### Written task
Extract all lines that hold the string "this".

==== Records supplied

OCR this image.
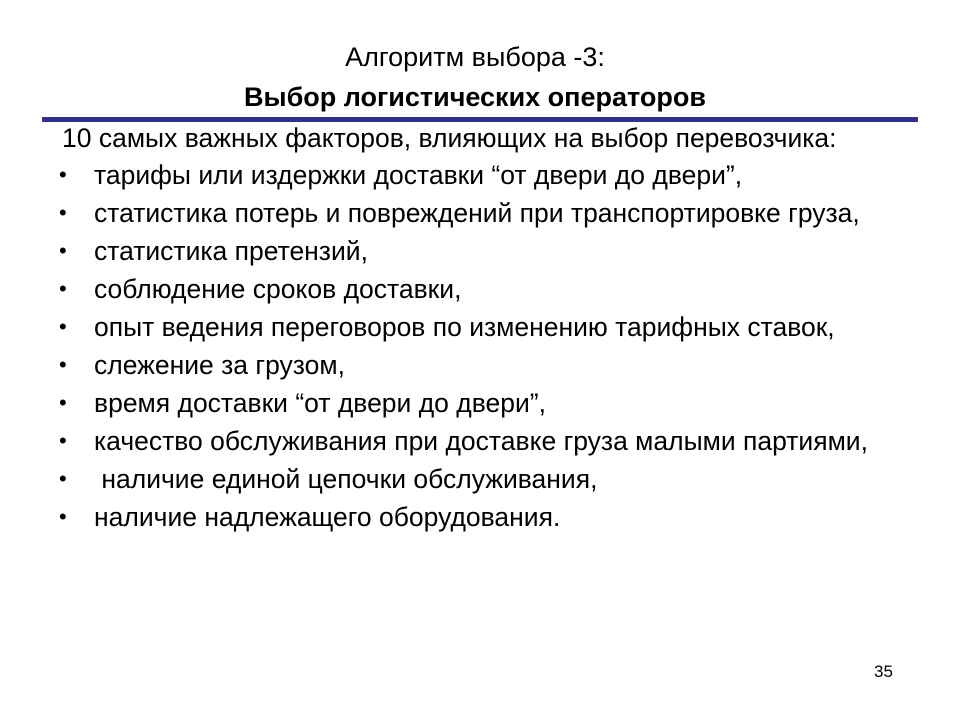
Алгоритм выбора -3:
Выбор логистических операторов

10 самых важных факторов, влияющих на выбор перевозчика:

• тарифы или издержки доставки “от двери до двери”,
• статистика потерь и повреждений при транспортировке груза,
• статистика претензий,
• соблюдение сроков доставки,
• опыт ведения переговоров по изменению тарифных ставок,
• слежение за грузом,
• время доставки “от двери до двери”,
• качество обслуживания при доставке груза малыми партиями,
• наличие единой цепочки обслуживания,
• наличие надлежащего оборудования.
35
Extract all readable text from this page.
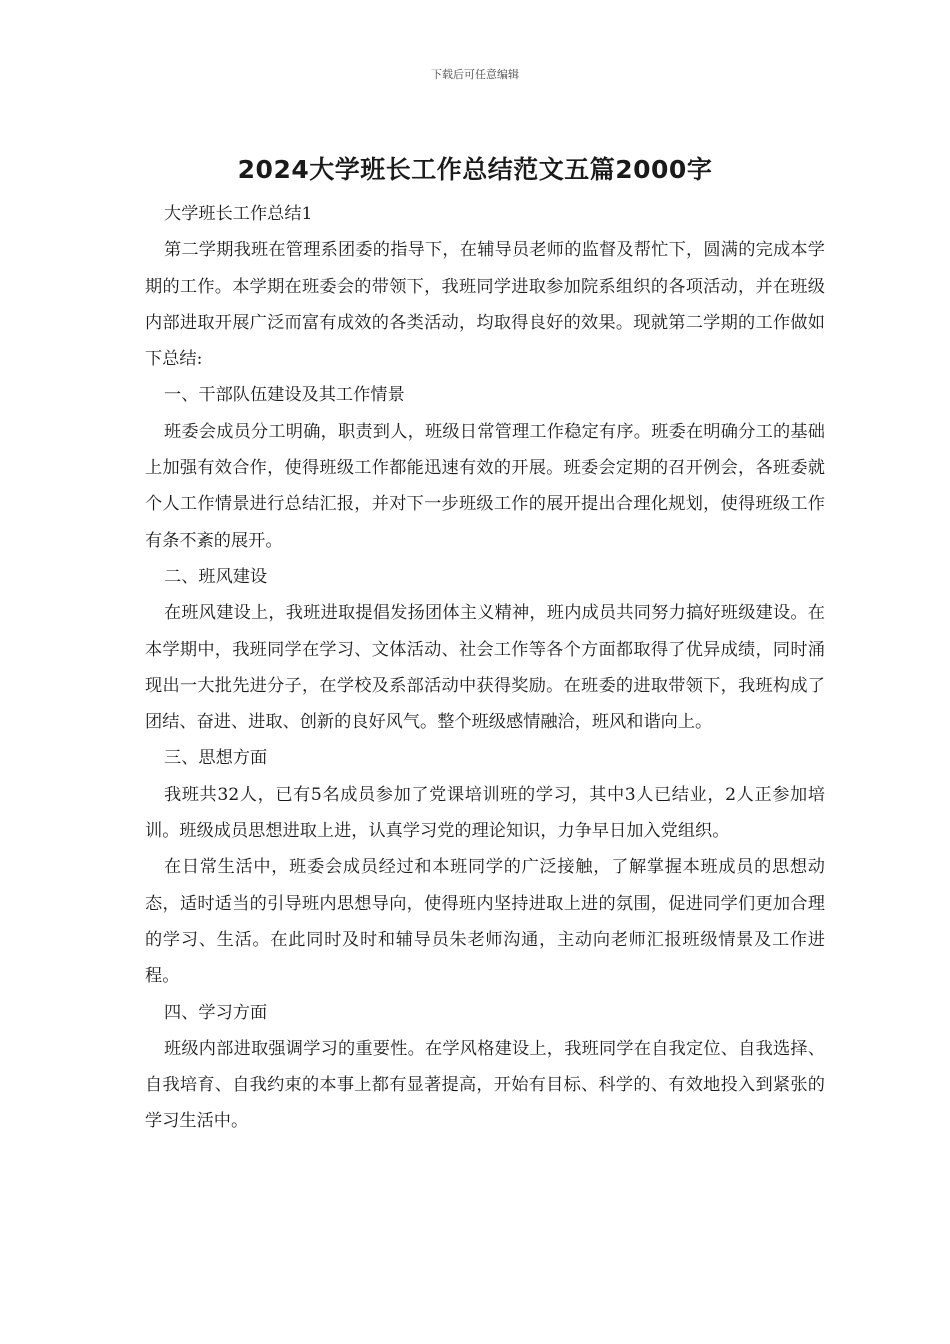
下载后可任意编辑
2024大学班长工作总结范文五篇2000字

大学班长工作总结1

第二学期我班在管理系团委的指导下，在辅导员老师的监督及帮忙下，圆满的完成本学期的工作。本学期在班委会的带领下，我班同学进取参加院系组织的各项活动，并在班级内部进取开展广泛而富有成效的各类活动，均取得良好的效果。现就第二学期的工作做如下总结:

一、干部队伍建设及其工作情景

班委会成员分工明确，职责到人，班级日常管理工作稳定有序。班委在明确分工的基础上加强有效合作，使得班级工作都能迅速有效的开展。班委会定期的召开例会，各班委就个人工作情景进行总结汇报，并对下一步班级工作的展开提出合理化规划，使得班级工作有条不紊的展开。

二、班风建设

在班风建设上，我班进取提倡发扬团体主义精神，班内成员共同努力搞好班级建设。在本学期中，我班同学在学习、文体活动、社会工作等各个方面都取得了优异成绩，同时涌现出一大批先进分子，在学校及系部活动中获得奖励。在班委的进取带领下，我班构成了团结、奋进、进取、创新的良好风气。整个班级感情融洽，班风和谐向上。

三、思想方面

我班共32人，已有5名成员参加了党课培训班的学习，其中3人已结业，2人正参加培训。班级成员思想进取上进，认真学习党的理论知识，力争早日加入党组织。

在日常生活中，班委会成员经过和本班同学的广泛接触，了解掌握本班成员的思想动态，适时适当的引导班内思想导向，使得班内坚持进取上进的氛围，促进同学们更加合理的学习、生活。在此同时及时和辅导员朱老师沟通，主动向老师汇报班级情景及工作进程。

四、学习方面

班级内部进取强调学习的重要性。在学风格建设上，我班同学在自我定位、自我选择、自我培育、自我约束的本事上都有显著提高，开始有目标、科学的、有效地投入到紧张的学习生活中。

========
==== Records supplied

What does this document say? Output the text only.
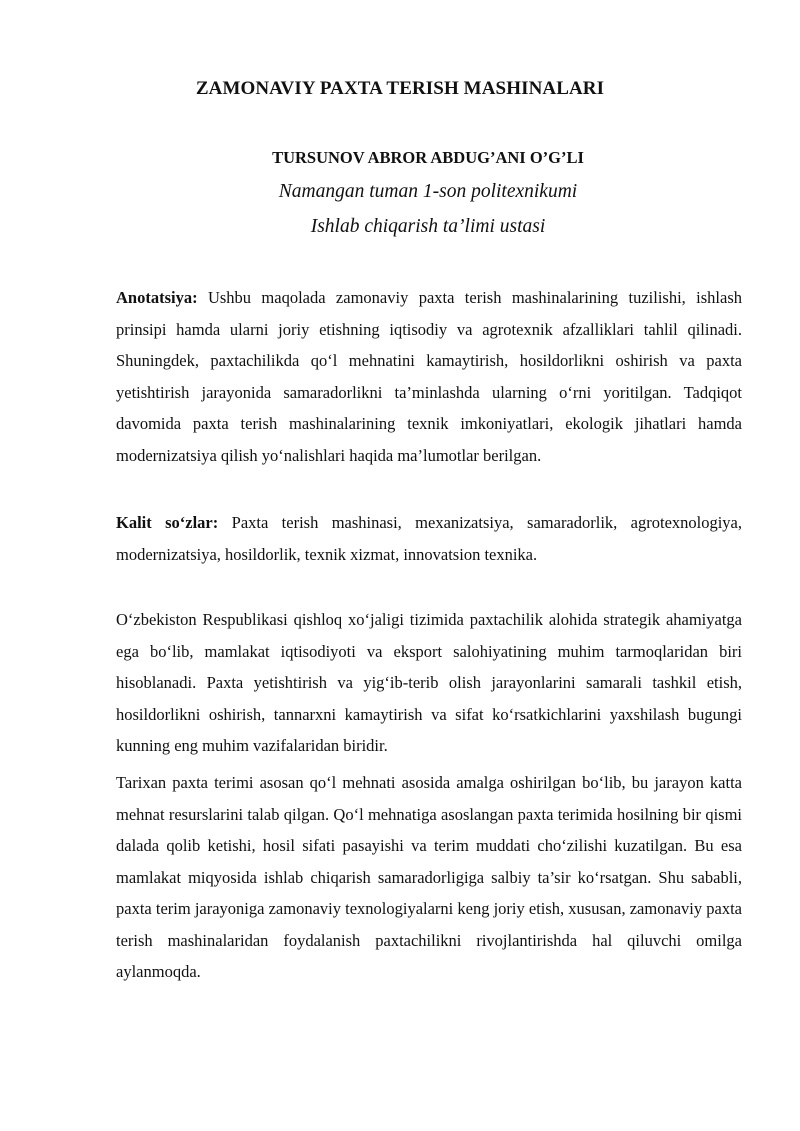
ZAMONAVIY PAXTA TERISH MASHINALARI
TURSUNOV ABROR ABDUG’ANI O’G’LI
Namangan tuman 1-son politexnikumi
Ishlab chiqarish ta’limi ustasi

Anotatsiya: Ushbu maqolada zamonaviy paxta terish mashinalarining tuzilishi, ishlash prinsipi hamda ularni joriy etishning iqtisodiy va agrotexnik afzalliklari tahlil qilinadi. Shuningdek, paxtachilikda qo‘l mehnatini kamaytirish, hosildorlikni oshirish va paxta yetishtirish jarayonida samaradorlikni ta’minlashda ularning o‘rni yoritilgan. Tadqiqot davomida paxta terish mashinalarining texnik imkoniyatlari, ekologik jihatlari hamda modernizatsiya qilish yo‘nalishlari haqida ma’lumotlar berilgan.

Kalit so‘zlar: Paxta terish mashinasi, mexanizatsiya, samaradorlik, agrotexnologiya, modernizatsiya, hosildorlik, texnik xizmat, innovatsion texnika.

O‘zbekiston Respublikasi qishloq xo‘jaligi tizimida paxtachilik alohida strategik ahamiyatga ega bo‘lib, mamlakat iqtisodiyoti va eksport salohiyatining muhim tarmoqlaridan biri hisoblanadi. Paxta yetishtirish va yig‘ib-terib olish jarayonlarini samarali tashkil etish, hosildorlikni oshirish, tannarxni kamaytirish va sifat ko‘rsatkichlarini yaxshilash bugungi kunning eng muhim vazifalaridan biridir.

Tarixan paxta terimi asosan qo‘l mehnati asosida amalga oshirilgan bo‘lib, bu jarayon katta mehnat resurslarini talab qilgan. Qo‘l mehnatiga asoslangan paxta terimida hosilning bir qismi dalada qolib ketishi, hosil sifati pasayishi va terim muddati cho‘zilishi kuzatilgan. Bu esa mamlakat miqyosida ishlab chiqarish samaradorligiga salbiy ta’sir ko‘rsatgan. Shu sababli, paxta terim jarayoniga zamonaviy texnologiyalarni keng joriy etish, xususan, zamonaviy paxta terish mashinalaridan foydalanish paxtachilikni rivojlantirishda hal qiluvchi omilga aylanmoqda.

========

### The output
OCR this image.
Extract all readable text from this page.
What does this document say? Output the text only.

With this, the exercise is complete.